### Figure contents as structured data
==============================

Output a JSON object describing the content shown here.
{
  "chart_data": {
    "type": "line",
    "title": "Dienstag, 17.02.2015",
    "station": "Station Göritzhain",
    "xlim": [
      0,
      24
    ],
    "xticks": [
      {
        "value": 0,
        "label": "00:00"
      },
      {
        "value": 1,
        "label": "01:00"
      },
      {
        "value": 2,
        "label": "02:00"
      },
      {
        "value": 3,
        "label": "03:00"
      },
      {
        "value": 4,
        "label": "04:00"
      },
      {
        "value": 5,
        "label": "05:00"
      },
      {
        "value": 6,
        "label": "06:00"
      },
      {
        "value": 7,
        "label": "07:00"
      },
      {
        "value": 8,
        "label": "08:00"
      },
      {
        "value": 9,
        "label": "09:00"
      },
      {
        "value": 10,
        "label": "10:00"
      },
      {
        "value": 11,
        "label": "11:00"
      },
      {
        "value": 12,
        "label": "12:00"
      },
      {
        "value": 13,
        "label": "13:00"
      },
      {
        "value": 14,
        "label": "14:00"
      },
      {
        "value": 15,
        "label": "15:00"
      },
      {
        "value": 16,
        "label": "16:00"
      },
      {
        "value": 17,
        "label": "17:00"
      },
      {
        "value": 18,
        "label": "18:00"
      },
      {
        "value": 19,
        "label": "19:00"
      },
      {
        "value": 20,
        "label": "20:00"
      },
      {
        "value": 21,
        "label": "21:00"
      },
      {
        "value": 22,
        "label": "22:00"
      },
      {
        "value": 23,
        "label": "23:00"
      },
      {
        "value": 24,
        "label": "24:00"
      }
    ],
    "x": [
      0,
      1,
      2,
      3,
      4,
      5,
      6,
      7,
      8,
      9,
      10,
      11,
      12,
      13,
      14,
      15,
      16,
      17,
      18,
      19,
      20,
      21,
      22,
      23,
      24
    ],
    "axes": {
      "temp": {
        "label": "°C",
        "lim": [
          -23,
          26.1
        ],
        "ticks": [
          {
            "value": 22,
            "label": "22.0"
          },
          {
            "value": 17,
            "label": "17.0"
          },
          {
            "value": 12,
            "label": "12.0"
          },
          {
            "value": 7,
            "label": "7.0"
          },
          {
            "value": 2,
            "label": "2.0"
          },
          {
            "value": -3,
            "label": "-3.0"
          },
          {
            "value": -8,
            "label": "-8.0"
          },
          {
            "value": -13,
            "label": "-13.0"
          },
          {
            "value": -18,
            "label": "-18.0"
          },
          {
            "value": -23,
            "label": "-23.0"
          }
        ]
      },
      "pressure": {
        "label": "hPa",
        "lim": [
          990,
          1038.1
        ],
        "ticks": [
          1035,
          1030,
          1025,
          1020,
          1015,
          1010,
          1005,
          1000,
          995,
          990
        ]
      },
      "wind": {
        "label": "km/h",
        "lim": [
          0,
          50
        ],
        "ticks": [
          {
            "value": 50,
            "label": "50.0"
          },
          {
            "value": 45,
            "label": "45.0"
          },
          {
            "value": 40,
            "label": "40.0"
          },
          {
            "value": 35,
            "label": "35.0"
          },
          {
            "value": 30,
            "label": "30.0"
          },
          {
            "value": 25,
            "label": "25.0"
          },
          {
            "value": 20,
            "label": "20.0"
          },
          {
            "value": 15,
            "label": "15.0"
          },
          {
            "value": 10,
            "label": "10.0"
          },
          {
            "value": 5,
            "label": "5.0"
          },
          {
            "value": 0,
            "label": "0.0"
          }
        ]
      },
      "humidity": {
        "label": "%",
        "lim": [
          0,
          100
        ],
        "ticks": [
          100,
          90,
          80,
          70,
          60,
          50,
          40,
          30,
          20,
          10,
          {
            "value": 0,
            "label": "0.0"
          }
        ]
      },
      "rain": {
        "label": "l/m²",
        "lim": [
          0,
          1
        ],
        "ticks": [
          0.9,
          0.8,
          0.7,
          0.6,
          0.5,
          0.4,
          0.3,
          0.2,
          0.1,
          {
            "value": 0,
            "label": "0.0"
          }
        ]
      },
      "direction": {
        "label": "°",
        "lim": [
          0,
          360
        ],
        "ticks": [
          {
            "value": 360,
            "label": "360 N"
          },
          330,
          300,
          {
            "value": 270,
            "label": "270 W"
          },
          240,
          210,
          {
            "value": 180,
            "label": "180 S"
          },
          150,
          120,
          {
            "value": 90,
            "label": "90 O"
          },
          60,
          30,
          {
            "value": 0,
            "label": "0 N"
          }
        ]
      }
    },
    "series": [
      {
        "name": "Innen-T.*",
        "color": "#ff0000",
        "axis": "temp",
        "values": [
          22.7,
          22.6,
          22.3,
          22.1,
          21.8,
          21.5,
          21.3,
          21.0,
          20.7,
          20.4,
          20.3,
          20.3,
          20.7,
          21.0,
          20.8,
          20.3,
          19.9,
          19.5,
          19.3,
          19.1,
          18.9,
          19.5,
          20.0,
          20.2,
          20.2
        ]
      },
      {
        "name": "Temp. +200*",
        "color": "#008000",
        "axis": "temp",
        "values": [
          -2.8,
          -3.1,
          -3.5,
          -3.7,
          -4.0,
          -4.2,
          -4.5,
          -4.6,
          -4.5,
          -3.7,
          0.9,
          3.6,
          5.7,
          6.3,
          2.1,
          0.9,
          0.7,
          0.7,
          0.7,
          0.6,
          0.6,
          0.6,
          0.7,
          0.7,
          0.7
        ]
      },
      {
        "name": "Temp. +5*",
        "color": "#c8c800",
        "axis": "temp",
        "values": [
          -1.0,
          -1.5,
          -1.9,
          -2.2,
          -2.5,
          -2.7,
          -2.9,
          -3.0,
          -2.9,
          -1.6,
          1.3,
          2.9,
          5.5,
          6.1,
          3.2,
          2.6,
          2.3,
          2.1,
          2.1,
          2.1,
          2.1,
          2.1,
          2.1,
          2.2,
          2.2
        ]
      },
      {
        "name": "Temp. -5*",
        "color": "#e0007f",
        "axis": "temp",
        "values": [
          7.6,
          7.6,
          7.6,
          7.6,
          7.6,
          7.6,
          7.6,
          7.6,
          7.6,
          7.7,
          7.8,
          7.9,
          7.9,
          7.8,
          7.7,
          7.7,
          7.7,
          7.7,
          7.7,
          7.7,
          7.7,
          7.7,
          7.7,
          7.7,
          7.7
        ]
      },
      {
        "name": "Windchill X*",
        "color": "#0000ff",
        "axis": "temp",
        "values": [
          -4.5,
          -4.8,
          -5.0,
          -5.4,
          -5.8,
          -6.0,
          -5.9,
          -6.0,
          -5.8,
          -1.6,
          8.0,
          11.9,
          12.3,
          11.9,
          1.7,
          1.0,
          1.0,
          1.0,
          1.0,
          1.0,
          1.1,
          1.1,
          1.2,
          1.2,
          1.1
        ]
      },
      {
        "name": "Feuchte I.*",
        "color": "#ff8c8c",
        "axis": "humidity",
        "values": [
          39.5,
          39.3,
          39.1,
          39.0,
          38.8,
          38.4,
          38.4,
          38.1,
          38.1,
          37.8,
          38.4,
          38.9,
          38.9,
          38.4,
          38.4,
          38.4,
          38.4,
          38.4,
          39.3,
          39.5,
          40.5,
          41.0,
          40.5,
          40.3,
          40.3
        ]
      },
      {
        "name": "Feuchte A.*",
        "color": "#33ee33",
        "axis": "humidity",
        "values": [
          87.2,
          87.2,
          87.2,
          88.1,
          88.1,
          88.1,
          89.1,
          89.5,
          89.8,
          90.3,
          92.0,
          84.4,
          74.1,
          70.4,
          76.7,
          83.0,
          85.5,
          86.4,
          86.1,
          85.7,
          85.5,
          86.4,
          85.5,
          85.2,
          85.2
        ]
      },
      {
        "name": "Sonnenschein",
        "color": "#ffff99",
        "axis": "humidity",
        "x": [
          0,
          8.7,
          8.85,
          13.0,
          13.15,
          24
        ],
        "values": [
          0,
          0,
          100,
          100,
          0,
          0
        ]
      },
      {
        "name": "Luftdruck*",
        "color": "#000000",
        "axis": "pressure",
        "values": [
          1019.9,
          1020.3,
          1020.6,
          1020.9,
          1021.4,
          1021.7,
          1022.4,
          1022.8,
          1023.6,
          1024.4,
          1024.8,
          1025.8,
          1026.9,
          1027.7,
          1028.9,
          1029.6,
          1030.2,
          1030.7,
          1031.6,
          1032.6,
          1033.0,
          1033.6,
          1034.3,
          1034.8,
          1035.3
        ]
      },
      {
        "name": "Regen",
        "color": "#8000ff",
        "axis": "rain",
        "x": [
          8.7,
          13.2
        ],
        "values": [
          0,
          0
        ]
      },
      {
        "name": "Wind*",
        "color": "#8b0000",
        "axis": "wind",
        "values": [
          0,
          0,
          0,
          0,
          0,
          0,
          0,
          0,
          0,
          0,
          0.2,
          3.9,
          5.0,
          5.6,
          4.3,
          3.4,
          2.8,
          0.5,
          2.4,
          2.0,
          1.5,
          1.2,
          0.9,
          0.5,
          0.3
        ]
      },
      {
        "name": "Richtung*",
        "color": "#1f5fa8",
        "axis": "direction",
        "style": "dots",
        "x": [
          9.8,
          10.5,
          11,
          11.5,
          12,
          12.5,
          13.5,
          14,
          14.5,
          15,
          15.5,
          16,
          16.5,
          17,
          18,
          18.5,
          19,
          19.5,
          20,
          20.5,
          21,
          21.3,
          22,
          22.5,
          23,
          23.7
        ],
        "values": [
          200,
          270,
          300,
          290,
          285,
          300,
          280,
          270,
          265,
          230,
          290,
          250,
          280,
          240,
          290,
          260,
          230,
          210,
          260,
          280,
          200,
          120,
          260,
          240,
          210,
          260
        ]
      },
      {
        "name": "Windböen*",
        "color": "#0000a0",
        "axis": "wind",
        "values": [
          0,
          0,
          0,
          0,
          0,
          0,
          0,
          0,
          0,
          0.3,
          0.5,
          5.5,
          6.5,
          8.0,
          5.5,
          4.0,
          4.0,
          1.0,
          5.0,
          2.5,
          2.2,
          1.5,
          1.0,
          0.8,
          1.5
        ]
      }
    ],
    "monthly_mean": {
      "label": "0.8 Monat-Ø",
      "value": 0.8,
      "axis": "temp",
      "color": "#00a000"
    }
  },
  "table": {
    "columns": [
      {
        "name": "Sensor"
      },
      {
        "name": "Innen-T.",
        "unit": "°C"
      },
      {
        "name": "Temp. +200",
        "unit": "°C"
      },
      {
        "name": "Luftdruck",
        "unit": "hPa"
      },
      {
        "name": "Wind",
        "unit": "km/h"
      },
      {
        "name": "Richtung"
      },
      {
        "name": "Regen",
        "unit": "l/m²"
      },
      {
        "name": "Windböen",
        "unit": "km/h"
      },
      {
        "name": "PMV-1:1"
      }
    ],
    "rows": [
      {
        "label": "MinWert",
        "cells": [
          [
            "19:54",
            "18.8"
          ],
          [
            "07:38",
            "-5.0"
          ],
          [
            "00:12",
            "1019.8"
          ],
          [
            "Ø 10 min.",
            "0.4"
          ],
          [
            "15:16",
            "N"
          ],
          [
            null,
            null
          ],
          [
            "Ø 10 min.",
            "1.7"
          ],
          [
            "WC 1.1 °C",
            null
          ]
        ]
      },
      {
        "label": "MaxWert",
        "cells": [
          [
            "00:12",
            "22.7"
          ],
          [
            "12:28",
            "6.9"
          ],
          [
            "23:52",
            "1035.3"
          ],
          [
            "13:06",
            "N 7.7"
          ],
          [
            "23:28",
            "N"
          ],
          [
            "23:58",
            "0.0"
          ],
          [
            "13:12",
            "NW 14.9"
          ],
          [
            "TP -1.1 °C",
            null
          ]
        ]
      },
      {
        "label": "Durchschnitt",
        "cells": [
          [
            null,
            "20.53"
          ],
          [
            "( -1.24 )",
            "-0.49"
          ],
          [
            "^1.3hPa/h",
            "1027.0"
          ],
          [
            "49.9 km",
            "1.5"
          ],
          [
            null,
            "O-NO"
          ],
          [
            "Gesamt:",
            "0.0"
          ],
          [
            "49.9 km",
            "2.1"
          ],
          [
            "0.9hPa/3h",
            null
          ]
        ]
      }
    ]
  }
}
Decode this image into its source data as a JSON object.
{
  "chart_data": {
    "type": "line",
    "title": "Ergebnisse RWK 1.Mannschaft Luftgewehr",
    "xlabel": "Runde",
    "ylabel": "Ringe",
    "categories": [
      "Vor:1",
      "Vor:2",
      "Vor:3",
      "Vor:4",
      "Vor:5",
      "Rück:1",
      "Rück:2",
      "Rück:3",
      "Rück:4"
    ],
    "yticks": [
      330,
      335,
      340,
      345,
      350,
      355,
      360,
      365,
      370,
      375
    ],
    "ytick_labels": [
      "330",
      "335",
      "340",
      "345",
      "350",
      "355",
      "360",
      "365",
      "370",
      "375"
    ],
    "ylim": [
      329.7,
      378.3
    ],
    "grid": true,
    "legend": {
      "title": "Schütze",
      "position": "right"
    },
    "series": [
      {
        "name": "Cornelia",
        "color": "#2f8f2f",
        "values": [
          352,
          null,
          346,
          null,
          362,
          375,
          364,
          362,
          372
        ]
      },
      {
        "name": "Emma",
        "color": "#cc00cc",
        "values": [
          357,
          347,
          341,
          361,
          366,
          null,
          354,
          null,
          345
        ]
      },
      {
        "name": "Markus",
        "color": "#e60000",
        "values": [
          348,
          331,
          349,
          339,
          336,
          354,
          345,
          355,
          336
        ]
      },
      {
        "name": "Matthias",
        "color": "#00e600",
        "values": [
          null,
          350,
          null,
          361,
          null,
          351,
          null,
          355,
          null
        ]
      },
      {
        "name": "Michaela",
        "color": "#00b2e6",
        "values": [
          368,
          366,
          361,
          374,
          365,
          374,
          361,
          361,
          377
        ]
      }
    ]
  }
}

==============================

Give back exactly the lines beginning at the one with "Decode this image" and ending at the final line of the material; both boundary lines belong in it.

Decode this image into its source data as a JSON object.
{
  "chart_data": {
    "type": "line",
    "title": "Ergebnisse RWK 1.Mannschaft Luftgewehr",
    "xlabel": "Runde",
    "ylabel": "Ringe",
    "categories": [
      "Vor:1",
      "Vor:2",
      "Vor:3",
      "Vor:4",
      "Vor:5",
      "Rück:1",
      "Rück:2",
      "Rück:3",
      "Rück:4"
    ],
    "yticks": [
      330,
      335,
      340,
      345,
      350,
      355,
      360,
      365,
      370,
      375
    ],
    "ytick_labels": [
      "330",
      "335",
      "340",
      "345",
      "350",
      "355",
      "360",
      "365",
      "370",
      "375"
    ],
    "ylim": [
      329.7,
      378.3
    ],
    "grid": true,
    "legend": {
      "title": "Schütze",
      "position": "right"
    },
    "series": [
      {
        "name": "Cornelia",
        "color": "#2f8f2f",
        "values": [
          352,
          null,
          346,
          null,
          362,
          375,
          364,
          362,
          372
        ]
      },
      {
        "name": "Emma",
        "color": "#cc00cc",
        "values": [
          357,
          347,
          341,
          361,
          366,
          null,
          354,
          null,
          345
        ]
      },
      {
        "name": "Markus",
        "color": "#e60000",
        "values": [
          348,
          331,
          349,
          339,
          336,
          354,
          345,
          355,
          336
        ]
      },
      {
        "name": "Matthias",
        "color": "#00e600",
        "values": [
          null,
          350,
          null,
          361,
          null,
          351,
          null,
          355,
          null
        ]
      },
      {
        "name": "Michaela",
        "color": "#00b2e6",
        "values": [
          368,
          366,
          361,
          374,
          365,
          374,
          361,
          361,
          377
        ]
      }
    ]
  }
}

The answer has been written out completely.